- **Extracted data**:
┄┄┄┄┄┄┄┄┄┄

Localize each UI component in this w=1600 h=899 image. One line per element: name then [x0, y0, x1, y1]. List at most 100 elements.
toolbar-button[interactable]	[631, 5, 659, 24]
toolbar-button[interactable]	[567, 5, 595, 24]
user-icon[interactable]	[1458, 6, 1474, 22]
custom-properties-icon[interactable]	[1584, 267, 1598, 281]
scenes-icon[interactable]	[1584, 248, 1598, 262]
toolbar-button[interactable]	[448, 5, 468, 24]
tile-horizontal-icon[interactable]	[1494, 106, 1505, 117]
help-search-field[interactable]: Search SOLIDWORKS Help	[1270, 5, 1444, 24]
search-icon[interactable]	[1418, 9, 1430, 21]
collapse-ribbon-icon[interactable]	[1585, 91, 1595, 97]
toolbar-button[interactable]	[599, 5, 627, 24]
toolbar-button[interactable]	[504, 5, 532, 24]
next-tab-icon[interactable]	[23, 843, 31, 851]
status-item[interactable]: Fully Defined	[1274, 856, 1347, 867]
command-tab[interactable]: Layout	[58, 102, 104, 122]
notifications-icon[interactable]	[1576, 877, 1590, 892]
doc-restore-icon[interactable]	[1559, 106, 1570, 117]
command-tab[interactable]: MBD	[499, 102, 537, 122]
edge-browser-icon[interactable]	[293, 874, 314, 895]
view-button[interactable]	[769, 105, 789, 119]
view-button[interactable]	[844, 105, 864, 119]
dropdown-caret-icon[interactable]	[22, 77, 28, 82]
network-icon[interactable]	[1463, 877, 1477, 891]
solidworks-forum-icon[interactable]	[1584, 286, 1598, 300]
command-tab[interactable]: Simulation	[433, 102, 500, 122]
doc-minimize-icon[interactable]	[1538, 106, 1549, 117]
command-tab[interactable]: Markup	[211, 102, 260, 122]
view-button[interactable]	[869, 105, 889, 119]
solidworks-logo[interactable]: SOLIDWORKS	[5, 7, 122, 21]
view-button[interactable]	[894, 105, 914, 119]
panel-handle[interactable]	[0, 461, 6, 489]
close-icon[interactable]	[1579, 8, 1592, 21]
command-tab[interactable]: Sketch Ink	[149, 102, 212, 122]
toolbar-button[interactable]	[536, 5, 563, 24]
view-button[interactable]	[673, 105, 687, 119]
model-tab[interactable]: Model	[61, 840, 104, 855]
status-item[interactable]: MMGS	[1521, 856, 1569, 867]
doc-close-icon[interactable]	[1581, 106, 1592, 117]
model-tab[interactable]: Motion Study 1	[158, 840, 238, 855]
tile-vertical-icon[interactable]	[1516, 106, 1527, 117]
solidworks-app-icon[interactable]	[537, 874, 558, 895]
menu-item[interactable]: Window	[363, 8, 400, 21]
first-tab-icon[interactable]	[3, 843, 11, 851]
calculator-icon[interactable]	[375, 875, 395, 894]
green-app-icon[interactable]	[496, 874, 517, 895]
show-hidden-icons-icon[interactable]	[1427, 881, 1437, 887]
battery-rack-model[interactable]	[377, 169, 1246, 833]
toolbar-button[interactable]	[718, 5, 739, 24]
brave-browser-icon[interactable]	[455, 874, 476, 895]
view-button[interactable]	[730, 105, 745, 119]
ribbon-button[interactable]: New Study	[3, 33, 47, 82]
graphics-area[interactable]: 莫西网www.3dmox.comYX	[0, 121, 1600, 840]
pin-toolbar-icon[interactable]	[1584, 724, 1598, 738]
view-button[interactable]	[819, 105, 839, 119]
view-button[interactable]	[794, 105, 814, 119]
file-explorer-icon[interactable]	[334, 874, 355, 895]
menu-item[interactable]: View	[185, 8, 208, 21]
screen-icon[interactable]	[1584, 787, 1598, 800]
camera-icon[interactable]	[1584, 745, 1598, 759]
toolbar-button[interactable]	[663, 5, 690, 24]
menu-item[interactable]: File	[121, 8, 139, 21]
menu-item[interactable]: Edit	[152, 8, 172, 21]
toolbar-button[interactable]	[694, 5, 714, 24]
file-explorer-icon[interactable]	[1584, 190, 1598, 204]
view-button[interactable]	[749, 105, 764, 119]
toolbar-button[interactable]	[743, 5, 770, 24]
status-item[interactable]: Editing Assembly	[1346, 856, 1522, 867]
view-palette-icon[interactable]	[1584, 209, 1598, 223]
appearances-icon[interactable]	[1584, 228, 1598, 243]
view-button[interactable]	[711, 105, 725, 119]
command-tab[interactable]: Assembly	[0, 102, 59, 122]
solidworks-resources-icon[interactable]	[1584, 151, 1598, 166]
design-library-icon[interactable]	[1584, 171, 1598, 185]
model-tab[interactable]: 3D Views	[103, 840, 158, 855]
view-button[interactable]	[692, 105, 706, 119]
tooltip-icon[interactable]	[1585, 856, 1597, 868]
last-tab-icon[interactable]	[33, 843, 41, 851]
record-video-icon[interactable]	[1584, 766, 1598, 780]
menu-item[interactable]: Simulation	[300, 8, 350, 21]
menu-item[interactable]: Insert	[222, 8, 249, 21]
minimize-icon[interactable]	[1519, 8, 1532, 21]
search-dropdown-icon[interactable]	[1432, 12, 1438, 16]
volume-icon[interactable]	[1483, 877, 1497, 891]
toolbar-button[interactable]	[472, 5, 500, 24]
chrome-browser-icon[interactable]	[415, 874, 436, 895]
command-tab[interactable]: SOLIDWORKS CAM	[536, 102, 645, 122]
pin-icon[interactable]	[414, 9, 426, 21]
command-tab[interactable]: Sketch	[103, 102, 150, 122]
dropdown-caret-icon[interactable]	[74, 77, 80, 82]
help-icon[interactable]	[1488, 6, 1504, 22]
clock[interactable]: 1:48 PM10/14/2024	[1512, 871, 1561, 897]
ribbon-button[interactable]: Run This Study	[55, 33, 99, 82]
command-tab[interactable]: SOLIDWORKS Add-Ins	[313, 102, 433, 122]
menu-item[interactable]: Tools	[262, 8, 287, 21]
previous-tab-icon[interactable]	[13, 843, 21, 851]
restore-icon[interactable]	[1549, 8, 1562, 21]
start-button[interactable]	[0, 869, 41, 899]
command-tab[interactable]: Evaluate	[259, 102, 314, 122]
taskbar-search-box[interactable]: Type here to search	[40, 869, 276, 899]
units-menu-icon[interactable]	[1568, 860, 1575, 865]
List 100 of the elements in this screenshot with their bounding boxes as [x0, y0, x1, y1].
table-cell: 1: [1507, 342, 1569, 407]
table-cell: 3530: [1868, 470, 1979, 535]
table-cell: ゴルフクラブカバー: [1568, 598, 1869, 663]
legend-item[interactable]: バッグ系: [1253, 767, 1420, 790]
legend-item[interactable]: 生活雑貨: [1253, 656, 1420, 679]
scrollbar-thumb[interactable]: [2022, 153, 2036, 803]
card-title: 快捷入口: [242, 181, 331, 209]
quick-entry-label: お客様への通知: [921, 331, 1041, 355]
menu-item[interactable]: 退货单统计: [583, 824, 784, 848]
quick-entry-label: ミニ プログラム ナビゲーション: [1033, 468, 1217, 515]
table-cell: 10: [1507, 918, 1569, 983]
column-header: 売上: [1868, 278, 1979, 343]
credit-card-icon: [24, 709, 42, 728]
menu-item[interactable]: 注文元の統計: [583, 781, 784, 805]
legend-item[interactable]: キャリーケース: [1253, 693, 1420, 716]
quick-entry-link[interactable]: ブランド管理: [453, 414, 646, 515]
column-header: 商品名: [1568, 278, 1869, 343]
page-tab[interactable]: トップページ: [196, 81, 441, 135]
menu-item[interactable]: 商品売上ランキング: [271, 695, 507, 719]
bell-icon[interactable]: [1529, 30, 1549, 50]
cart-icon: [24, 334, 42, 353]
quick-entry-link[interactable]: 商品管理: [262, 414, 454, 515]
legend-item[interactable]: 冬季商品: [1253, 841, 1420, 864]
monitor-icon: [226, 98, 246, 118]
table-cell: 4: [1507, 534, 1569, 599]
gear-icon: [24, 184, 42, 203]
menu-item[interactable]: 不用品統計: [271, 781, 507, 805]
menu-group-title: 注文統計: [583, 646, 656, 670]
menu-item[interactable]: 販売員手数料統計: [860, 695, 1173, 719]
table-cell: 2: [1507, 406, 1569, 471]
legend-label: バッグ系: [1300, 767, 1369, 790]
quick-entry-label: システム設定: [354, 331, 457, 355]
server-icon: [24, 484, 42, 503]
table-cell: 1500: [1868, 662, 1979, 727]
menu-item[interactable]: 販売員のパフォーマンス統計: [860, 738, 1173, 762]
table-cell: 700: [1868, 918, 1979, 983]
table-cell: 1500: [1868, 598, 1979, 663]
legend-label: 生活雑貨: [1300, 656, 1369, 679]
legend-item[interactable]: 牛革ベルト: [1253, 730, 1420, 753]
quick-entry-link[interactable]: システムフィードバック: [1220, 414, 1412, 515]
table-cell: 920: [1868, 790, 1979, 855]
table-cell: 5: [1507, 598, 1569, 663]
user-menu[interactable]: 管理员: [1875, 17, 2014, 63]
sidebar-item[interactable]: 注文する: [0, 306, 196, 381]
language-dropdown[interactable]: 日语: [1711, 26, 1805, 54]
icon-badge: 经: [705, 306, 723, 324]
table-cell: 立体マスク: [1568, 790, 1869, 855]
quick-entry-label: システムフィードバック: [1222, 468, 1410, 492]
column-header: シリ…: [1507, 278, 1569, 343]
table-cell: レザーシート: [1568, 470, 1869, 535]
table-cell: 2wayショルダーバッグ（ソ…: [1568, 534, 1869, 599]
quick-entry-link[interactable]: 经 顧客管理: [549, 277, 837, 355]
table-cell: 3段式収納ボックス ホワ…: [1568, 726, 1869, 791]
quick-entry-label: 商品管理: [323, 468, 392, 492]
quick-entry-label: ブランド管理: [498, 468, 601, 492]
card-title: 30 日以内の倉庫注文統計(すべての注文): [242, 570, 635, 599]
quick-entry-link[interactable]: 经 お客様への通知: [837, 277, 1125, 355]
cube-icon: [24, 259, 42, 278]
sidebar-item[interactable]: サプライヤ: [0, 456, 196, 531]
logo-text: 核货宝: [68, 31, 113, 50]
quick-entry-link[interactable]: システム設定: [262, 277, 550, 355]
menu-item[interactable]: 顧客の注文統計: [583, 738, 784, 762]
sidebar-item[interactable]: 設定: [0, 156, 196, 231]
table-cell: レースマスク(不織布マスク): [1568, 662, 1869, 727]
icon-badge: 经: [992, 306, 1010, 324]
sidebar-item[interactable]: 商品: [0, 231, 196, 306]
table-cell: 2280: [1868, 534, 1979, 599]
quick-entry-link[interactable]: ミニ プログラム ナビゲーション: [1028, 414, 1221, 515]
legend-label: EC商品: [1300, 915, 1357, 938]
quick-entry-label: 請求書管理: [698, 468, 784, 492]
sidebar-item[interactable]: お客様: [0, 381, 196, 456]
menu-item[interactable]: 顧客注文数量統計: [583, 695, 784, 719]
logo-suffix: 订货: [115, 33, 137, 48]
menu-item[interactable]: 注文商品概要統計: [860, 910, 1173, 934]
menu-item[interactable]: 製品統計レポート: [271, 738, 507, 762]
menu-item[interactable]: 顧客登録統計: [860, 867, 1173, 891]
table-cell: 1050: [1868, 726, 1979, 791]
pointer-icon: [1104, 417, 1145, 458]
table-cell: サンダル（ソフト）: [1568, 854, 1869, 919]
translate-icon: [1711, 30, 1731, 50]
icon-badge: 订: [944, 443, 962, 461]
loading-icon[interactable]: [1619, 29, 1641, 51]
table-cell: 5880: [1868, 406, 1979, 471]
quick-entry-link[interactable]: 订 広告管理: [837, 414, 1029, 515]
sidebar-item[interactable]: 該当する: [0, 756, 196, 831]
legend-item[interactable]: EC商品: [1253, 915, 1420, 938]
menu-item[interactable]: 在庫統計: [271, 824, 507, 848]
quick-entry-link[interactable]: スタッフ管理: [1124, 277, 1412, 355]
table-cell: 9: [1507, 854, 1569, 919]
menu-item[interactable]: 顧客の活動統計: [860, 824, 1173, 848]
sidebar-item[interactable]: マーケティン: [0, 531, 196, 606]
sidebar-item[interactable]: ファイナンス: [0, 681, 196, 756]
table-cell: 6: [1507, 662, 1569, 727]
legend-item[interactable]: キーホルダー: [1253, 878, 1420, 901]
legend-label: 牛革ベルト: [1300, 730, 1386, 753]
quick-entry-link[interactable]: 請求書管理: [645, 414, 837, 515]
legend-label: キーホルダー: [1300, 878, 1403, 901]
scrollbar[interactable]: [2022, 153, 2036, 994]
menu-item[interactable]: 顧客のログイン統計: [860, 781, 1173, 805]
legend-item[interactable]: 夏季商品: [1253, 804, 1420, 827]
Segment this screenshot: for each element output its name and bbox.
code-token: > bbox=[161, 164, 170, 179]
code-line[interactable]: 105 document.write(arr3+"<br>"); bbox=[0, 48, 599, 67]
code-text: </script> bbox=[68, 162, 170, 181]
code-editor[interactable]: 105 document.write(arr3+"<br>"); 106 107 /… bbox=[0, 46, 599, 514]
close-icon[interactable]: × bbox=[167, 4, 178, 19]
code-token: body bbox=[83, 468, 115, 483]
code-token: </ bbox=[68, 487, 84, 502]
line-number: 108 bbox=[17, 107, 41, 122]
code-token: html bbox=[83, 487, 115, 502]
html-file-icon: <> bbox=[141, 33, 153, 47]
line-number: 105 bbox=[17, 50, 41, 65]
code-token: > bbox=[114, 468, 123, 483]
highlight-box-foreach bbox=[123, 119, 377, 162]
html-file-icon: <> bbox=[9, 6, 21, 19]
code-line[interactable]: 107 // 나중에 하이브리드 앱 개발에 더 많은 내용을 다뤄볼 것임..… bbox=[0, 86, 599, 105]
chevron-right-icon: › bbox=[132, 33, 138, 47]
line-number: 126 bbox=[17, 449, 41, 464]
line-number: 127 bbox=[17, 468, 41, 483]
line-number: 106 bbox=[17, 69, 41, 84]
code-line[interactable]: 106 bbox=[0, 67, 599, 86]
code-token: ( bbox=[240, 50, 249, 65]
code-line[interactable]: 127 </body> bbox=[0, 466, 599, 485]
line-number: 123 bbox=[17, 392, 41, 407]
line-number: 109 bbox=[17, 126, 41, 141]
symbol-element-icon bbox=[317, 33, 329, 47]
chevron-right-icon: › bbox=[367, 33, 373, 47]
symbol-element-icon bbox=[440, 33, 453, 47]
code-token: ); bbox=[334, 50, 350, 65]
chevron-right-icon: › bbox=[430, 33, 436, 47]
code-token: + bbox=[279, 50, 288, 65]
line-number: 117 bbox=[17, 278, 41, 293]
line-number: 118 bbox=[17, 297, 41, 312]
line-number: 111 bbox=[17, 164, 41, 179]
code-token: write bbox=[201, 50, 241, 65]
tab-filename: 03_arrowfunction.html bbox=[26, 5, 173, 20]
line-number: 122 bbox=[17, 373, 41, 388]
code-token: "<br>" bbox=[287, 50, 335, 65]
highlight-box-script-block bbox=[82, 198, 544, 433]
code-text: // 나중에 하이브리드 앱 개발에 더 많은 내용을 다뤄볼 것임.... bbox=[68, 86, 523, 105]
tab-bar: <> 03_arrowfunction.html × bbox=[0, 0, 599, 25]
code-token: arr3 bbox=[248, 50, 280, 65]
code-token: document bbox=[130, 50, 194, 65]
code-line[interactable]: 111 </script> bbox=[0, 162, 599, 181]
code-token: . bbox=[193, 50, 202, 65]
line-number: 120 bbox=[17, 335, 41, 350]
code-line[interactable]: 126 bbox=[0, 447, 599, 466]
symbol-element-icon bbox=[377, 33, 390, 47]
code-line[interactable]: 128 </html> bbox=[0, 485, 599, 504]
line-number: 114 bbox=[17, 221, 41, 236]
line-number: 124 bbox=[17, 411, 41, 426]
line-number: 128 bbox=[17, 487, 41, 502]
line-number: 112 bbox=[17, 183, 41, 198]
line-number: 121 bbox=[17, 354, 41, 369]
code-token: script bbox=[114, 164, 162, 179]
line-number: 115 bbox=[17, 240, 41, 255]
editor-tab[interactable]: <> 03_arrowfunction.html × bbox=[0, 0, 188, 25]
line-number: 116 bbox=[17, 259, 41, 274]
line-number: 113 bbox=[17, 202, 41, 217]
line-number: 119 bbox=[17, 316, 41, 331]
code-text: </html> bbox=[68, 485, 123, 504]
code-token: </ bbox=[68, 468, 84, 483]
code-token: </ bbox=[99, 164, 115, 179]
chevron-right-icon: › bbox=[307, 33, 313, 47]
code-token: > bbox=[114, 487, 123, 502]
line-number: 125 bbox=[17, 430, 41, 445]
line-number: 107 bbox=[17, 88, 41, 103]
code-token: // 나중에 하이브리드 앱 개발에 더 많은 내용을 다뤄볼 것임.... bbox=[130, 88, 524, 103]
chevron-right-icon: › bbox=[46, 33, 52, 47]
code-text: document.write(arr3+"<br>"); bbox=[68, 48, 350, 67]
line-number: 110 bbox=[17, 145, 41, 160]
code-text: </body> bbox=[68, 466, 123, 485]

┄┄┄┄┄┄┄┄┄┄

- **Exercise directions**: Write out everything from the first line down to the line containing "102, 104, 122]", both included, with each line unchanged.

- **Answer for this exercise**:
Localize each UI component in this w=1600 h=899 image. One line per element: name then [x0, y0, x1, y1]. List at most 100 elements.
toolbar-button[interactable]	[631, 5, 659, 24]
toolbar-button[interactable]	[567, 5, 595, 24]
user-icon[interactable]	[1458, 6, 1474, 22]
custom-properties-icon[interactable]	[1584, 267, 1598, 281]
scenes-icon[interactable]	[1584, 248, 1598, 262]
toolbar-button[interactable]	[448, 5, 468, 24]
tile-horizontal-icon[interactable]	[1494, 106, 1505, 117]
help-search-field[interactable]: Search SOLIDWORKS Help	[1270, 5, 1444, 24]
search-icon[interactable]	[1418, 9, 1430, 21]
collapse-ribbon-icon[interactable]	[1585, 91, 1595, 97]
toolbar-button[interactable]	[599, 5, 627, 24]
toolbar-button[interactable]	[504, 5, 532, 24]
next-tab-icon[interactable]	[23, 843, 31, 851]
status-item[interactable]: Fully Defined	[1274, 856, 1347, 867]
command-tab[interactable]: Layout	[58, 102, 104, 122]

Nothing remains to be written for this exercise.